* _Exercise details_:
Reproduce the listing below character for character; drop every image.

* _Dataset excerpts_:
———

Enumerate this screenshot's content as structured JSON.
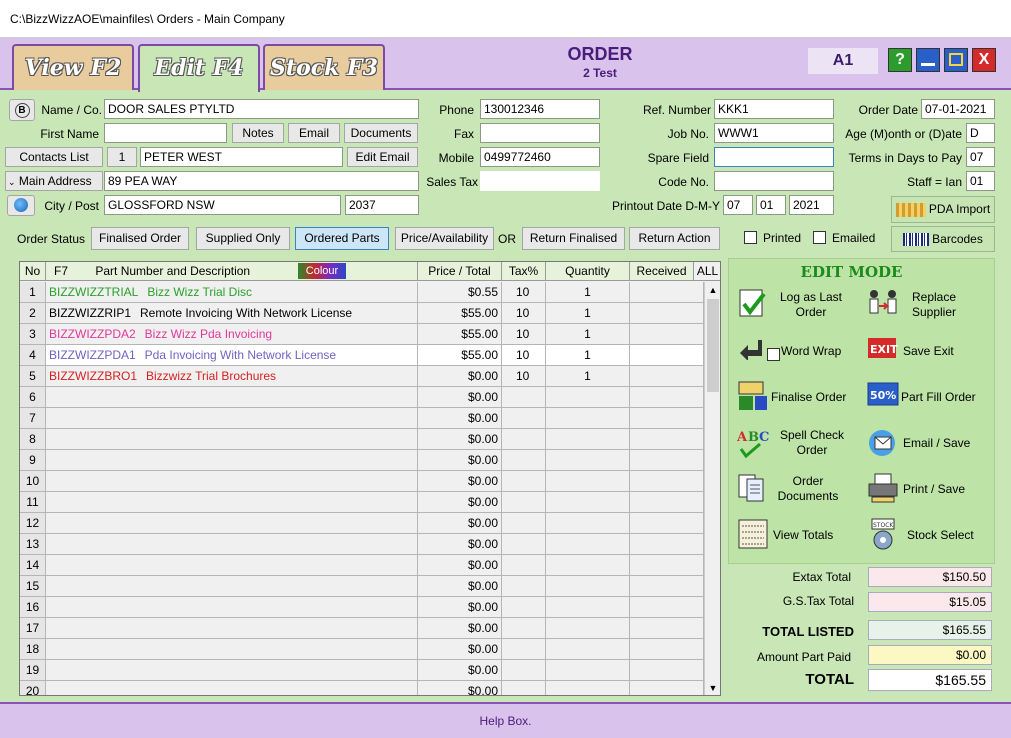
{
  "window": {
    "title": "C:\\BizzWizzAOE\\mainfiles\\ Orders - Main Company"
  },
  "header": {
    "tabs": [
      "View F2",
      "Edit F4",
      "Stock F3"
    ],
    "order_title": "ORDER",
    "order_sub": "2 Test",
    "user": "A1",
    "buttons": {
      "help": "?",
      "minimize": "",
      "maximize": "",
      "close": "X"
    }
  },
  "customer": {
    "name_label": "Name / Co.",
    "name": "DOOR SALES PTYLTD",
    "first_name_label": "First Name",
    "first_name": "",
    "notes": "Notes",
    "email": "Email",
    "documents": "Documents",
    "contacts_list": "Contacts List",
    "contact_no": "1",
    "contact_name": "PETER WEST",
    "edit_email": "Edit Email",
    "main_address_label": "Main Address",
    "main_address": "89 PEA WAY",
    "city_label": "City / Post",
    "city": "GLOSSFORD NSW",
    "post": "2037"
  },
  "contact": {
    "phone_label": "Phone",
    "phone": "130012346",
    "fax_label": "Fax",
    "fax": "",
    "mobile_label": "Mobile",
    "mobile": "0499772460",
    "sales_tax_label": "Sales Tax",
    "sales_tax": ""
  },
  "reference": {
    "ref_label": "Ref. Number",
    "ref": "KKK1",
    "job_label": "Job No.",
    "job": "WWW1",
    "spare_label": "Spare Field",
    "spare": "",
    "code_label": "Code No.",
    "code": "",
    "printout_label": "Printout Date D-M-Y",
    "d": "07",
    "m": "01",
    "y": "2021"
  },
  "order_info": {
    "date_label": "Order Date",
    "date": "07-01-2021",
    "age_label": "Age (M)onth or (D)ate",
    "age": "D",
    "terms_label": "Terms in Days to Pay",
    "terms": "07",
    "staff_label": "Staff = Ian",
    "staff": "01",
    "pda_import": "PDA Import",
    "barcodes": "Barcodes"
  },
  "status": {
    "label": "Order Status",
    "buttons": [
      "Finalised Order",
      "Supplied Only",
      "Ordered Parts",
      "Price/Availability"
    ],
    "or": "OR",
    "return_buttons": [
      "Return Finalised",
      "Return Action"
    ],
    "printed": "Printed",
    "emailed": "Emailed"
  },
  "grid": {
    "headers": {
      "no": "No",
      "f7": "F7",
      "part": "Part Number and Description",
      "colour": "Colour",
      "price": "Price / Total",
      "tax": "Tax%",
      "qty": "Quantity",
      "received": "Received",
      "all": "ALL"
    },
    "rows": [
      {
        "no": "1",
        "part": "BIZZWIZZTRIAL",
        "desc": "Bizz Wizz Trial Disc",
        "price": "$0.55",
        "tax": "10",
        "qty": "1",
        "color": "#2aa02a"
      },
      {
        "no": "2",
        "part": "BIZZWIZZRIP1",
        "desc": "Remote Invoicing With Network License",
        "price": "$55.00",
        "tax": "10",
        "qty": "1",
        "color": "#000000"
      },
      {
        "no": "3",
        "part": "BIZZWIZZPDA2",
        "desc": "Bizz Wizz Pda Invoicing",
        "price": "$55.00",
        "tax": "10",
        "qty": "1",
        "color": "#e0389a"
      },
      {
        "no": "4",
        "part": "BIZZWIZZPDA1",
        "desc": "Pda Invoicing With Network License",
        "price": "$55.00",
        "tax": "10",
        "qty": "1",
        "color": "#6f63c4"
      },
      {
        "no": "5",
        "part": "BIZZWIZZBRO1",
        "desc": "Bizzwizz Trial Brochures",
        "price": "$0.00",
        "tax": "10",
        "qty": "1",
        "color": "#d81f1f"
      },
      {
        "no": "6",
        "part": "",
        "desc": "",
        "price": "$0.00",
        "tax": "",
        "qty": "",
        "color": "#000000"
      },
      {
        "no": "7",
        "part": "",
        "desc": "",
        "price": "$0.00",
        "tax": "",
        "qty": "",
        "color": "#000000"
      },
      {
        "no": "8",
        "part": "",
        "desc": "",
        "price": "$0.00",
        "tax": "",
        "qty": "",
        "color": "#000000"
      },
      {
        "no": "9",
        "part": "",
        "desc": "",
        "price": "$0.00",
        "tax": "",
        "qty": "",
        "color": "#000000"
      },
      {
        "no": "10",
        "part": "",
        "desc": "",
        "price": "$0.00",
        "tax": "",
        "qty": "",
        "color": "#000000"
      },
      {
        "no": "11",
        "part": "",
        "desc": "",
        "price": "$0.00",
        "tax": "",
        "qty": "",
        "color": "#000000"
      },
      {
        "no": "12",
        "part": "",
        "desc": "",
        "price": "$0.00",
        "tax": "",
        "qty": "",
        "color": "#000000"
      },
      {
        "no": "13",
        "part": "",
        "desc": "",
        "price": "$0.00",
        "tax": "",
        "qty": "",
        "color": "#000000"
      },
      {
        "no": "14",
        "part": "",
        "desc": "",
        "price": "$0.00",
        "tax": "",
        "qty": "",
        "color": "#000000"
      },
      {
        "no": "15",
        "part": "",
        "desc": "",
        "price": "$0.00",
        "tax": "",
        "qty": "",
        "color": "#000000"
      },
      {
        "no": "16",
        "part": "",
        "desc": "",
        "price": "$0.00",
        "tax": "",
        "qty": "",
        "color": "#000000"
      },
      {
        "no": "17",
        "part": "",
        "desc": "",
        "price": "$0.00",
        "tax": "",
        "qty": "",
        "color": "#000000"
      },
      {
        "no": "18",
        "part": "",
        "desc": "",
        "price": "$0.00",
        "tax": "",
        "qty": "",
        "color": "#000000"
      },
      {
        "no": "19",
        "part": "",
        "desc": "",
        "price": "$0.00",
        "tax": "",
        "qty": "",
        "color": "#000000"
      },
      {
        "no": "20",
        "part": "",
        "desc": "",
        "price": "$0.00",
        "tax": "",
        "qty": "",
        "color": "#000000"
      }
    ]
  },
  "edit_mode": {
    "title": "EDIT MODE",
    "log_last": "Log as Last Order",
    "replace_supplier": "Replace Supplier",
    "word_wrap": "Word Wrap",
    "save_exit": "Save Exit",
    "finalise": "Finalise Order",
    "part_fill": "Part Fill Order",
    "part_fill_badge": "50%",
    "spell_check": "Spell Check Order",
    "email_save": "Email / Save",
    "order_docs": "Order Documents",
    "print_save": "Print / Save",
    "view_totals": "View Totals",
    "stock_select": "Stock Select"
  },
  "totals": {
    "extax_label": "Extax Total",
    "extax": "$150.50",
    "gst_label": "G.S.Tax Total",
    "gst": "$15.05",
    "listed_label": "TOTAL LISTED",
    "listed": "$165.55",
    "paid_label": "Amount Part Paid",
    "paid": "$0.00",
    "total_label": "TOTAL",
    "total": "$165.55"
  },
  "help": {
    "text": "Help Box."
  }
}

———

* _Output of the exercise_:
Enumerate this screenshot's content as structured JSON.
{
  "window": {
    "title": "C:\\BizzWizzAOE\\mainfiles\\ Orders - Main Company"
  },
  "header": {
    "tabs": [
      "View F2",
      "Edit F4",
      "Stock F3"
    ],
    "order_title": "ORDER",
    "order_sub": "2 Test",
    "user": "A1",
    "buttons": {
      "help": "?",
      "minimize": "",
      "maximize": "",
      "close": "X"
    }
  },
  "customer": {
    "name_label": "Name / Co.",
    "name": "DOOR SALES PTYLTD",
    "first_name_label": "First Name",
    "first_name": "",
    "notes": "Notes",
    "email": "Email",
    "documents": "Documents",
    "contacts_list": "Contacts List",
    "contact_no": "1",
    "contact_name": "PETER WEST",
    "edit_email": "Edit Email",
    "main_address_label": "Main Address",
    "main_address": "89 PEA WAY",
    "city_label": "City / Post",
    "city": "GLOSSFORD NSW",
    "post": "2037"
  },
  "contact": {
    "phone_label": "Phone",
    "phone": "130012346",
    "fax_label": "Fax",
    "fax": "",
    "mobile_label": "Mobile",
    "mobile": "0499772460",
    "sales_tax_label": "Sales Tax",
    "sales_tax": ""
  },
  "reference": {
    "ref_label": "Ref. Number",
    "ref": "KKK1",
    "job_label": "Job No.",
    "job": "WWW1",
    "spare_label": "Spare Field",
    "spare": "",
    "code_label": "Code No.",
    "code": "",
    "printout_label": "Printout Date D-M-Y",
    "d": "07",
    "m": "01",
    "y": "2021"
  },
  "order_info": {
    "date_label": "Order Date",
    "date": "07-01-2021",
    "age_label": "Age (M)onth or (D)ate",
    "age": "D",
    "terms_label": "Terms in Days to Pay",
    "terms": "07",
    "staff_label": "Staff = Ian",
    "staff": "01",
    "pda_import": "PDA Import",
    "barcodes": "Barcodes"
  },
  "status": {
    "label": "Order Status",
    "buttons": [
      "Finalised Order",
      "Supplied Only",
      "Ordered Parts",
      "Price/Availability"
    ],
    "or": "OR",
    "return_buttons": [
      "Return Finalised",
      "Return Action"
    ],
    "printed": "Printed",
    "emailed": "Emailed"
  },
  "grid": {
    "headers": {
      "no": "No",
      "f7": "F7",
      "part": "Part Number and Description",
      "colour": "Colour",
      "price": "Price / Total",
      "tax": "Tax%",
      "qty": "Quantity",
      "received": "Received",
      "all": "ALL"
    },
    "rows": [
      {
        "no": "1",
        "part": "BIZZWIZZTRIAL",
        "desc": "Bizz Wizz Trial Disc",
        "price": "$0.55",
        "tax": "10",
        "qty": "1",
        "color": "#2aa02a"
      },
      {
        "no": "2",
        "part": "BIZZWIZZRIP1",
        "desc": "Remote Invoicing With Network License",
        "price": "$55.00",
        "tax": "10",
        "qty": "1",
        "color": "#000000"
      },
      {
        "no": "3",
        "part": "BIZZWIZZPDA2",
        "desc": "Bizz Wizz Pda Invoicing",
        "price": "$55.00",
        "tax": "10",
        "qty": "1",
        "color": "#e0389a"
      },
      {
        "no": "4",
        "part": "BIZZWIZZPDA1",
        "desc": "Pda Invoicing With Network License",
        "price": "$55.00",
        "tax": "10",
        "qty": "1",
        "color": "#6f63c4"
      },
      {
        "no": "5",
        "part": "BIZZWIZZBRO1",
        "desc": "Bizzwizz Trial Brochures",
        "price": "$0.00",
        "tax": "10",
        "qty": "1",
        "color": "#d81f1f"
      },
      {
        "no": "6",
        "part": "",
        "desc": "",
        "price": "$0.00",
        "tax": "",
        "qty": "",
        "color": "#000000"
      },
      {
        "no": "7",
        "part": "",
        "desc": "",
        "price": "$0.00",
        "tax": "",
        "qty": "",
        "color": "#000000"
      },
      {
        "no": "8",
        "part": "",
        "desc": "",
        "price": "$0.00",
        "tax": "",
        "qty": "",
        "color": "#000000"
      },
      {
        "no": "9",
        "part": "",
        "desc": "",
        "price": "$0.00",
        "tax": "",
        "qty": "",
        "color": "#000000"
      },
      {
        "no": "10",
        "part": "",
        "desc": "",
        "price": "$0.00",
        "tax": "",
        "qty": "",
        "color": "#000000"
      },
      {
        "no": "11",
        "part": "",
        "desc": "",
        "price": "$0.00",
        "tax": "",
        "qty": "",
        "color": "#000000"
      },
      {
        "no": "12",
        "part": "",
        "desc": "",
        "price": "$0.00",
        "tax": "",
        "qty": "",
        "color": "#000000"
      },
      {
        "no": "13",
        "part": "",
        "desc": "",
        "price": "$0.00",
        "tax": "",
        "qty": "",
        "color": "#000000"
      },
      {
        "no": "14",
        "part": "",
        "desc": "",
        "price": "$0.00",
        "tax": "",
        "qty": "",
        "color": "#000000"
      },
      {
        "no": "15",
        "part": "",
        "desc": "",
        "price": "$0.00",
        "tax": "",
        "qty": "",
        "color": "#000000"
      },
      {
        "no": "16",
        "part": "",
        "desc": "",
        "price": "$0.00",
        "tax": "",
        "qty": "",
        "color": "#000000"
      },
      {
        "no": "17",
        "part": "",
        "desc": "",
        "price": "$0.00",
        "tax": "",
        "qty": "",
        "color": "#000000"
      },
      {
        "no": "18",
        "part": "",
        "desc": "",
        "price": "$0.00",
        "tax": "",
        "qty": "",
        "color": "#000000"
      },
      {
        "no": "19",
        "part": "",
        "desc": "",
        "price": "$0.00",
        "tax": "",
        "qty": "",
        "color": "#000000"
      },
      {
        "no": "20",
        "part": "",
        "desc": "",
        "price": "$0.00",
        "tax": "",
        "qty": "",
        "color": "#000000"
      }
    ]
  },
  "edit_mode": {
    "title": "EDIT MODE",
    "log_last": "Log as Last Order",
    "replace_supplier": "Replace Supplier",
    "word_wrap": "Word Wrap",
    "save_exit": "Save Exit",
    "finalise": "Finalise Order",
    "part_fill": "Part Fill Order",
    "part_fill_badge": "50%",
    "spell_check": "Spell Check Order",
    "email_save": "Email / Save",
    "order_docs": "Order Documents",
    "print_save": "Print / Save",
    "view_totals": "View Totals",
    "stock_select": "Stock Select"
  },
  "totals": {
    "extax_label": "Extax Total",
    "extax": "$150.50",
    "gst_label": "G.S.Tax Total",
    "gst": "$15.05",
    "listed_label": "TOTAL LISTED",
    "listed": "$165.55",
    "paid_label": "Amount Part Paid",
    "paid": "$0.00",
    "total_label": "TOTAL",
    "total": "$165.55"
  },
  "help": {
    "text": "Help Box."
  }
}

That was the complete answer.